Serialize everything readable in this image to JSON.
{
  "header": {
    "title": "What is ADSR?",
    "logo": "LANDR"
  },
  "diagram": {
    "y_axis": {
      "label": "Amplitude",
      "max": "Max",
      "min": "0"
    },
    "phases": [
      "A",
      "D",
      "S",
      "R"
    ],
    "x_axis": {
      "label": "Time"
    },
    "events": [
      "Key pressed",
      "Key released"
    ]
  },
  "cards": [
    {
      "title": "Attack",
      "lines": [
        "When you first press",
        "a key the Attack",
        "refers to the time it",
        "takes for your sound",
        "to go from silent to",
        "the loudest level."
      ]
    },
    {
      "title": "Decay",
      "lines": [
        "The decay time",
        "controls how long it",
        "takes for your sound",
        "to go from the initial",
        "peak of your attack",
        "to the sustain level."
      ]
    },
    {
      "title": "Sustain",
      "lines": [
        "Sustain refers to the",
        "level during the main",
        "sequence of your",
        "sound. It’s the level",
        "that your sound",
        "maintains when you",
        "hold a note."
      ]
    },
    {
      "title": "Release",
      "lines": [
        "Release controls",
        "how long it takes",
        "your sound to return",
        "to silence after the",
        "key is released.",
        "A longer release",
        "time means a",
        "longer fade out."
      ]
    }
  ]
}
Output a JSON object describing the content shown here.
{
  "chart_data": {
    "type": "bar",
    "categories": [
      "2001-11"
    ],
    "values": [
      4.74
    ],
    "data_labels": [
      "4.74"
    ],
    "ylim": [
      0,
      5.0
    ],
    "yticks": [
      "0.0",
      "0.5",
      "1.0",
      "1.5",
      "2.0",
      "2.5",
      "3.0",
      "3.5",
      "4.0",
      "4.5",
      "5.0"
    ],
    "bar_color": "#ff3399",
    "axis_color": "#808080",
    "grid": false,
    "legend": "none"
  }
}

WHAT YOU ARE ASKED TO DO: Your task is to repeat the data exactly, with nothing left out.

ANSWER BELOW:
Serialize everything readable in this image to JSON.
{
  "header": {
    "title": "What is ADSR?",
    "logo": "LANDR"
  },
  "diagram": {
    "y_axis": {
      "label": "Amplitude",
      "max": "Max",
      "min": "0"
    },
    "phases": [
      "A",
      "D",
      "S",
      "R"
    ],
    "x_axis": {
      "label": "Time"
    },
    "events": [
      "Key pressed",
      "Key released"
    ]
  },
  "cards": [
    {
      "title": "Attack",
      "lines": [
        "When you first press",
        "a key the Attack",
        "refers to the time it",
        "takes for your sound",
        "to go from silent to",
        "the loudest level."
      ]
    },
    {
      "title": "Decay",
      "lines": [
        "The decay time",
        "controls how long it",
        "takes for your sound",
        "to go from the initial",
        "peak of your attack",
        "to the sustain level."
      ]
    },
    {
      "title": "Sustain",
      "lines": [
        "Sustain refers to the",
        "level during the main",
        "sequence of your",
        "sound. It’s the level",
        "that your sound",
        "maintains when you",
        "hold a note."
      ]
    },
    {
      "title": "Release",
      "lines": [
        "Release controls",
        "how long it takes",
        "your sound to return",
        "to silence after the",
        "key is released.",
        "A longer release",
        "time means a",
        "longer fade out."
      ]
    }
  ]
}
Output a JSON object describing the content shown here.
{
  "chart_data": {
    "type": "bar",
    "categories": [
      "2001-11"
    ],
    "values": [
      4.74
    ],
    "data_labels": [
      "4.74"
    ],
    "ylim": [
      0,
      5.0
    ],
    "yticks": [
      "0.0",
      "0.5",
      "1.0",
      "1.5",
      "2.0",
      "2.5",
      "3.0",
      "3.5",
      "4.0",
      "4.5",
      "5.0"
    ],
    "bar_color": "#ff3399",
    "axis_color": "#808080",
    "grid": false,
    "legend": "none"
  }
}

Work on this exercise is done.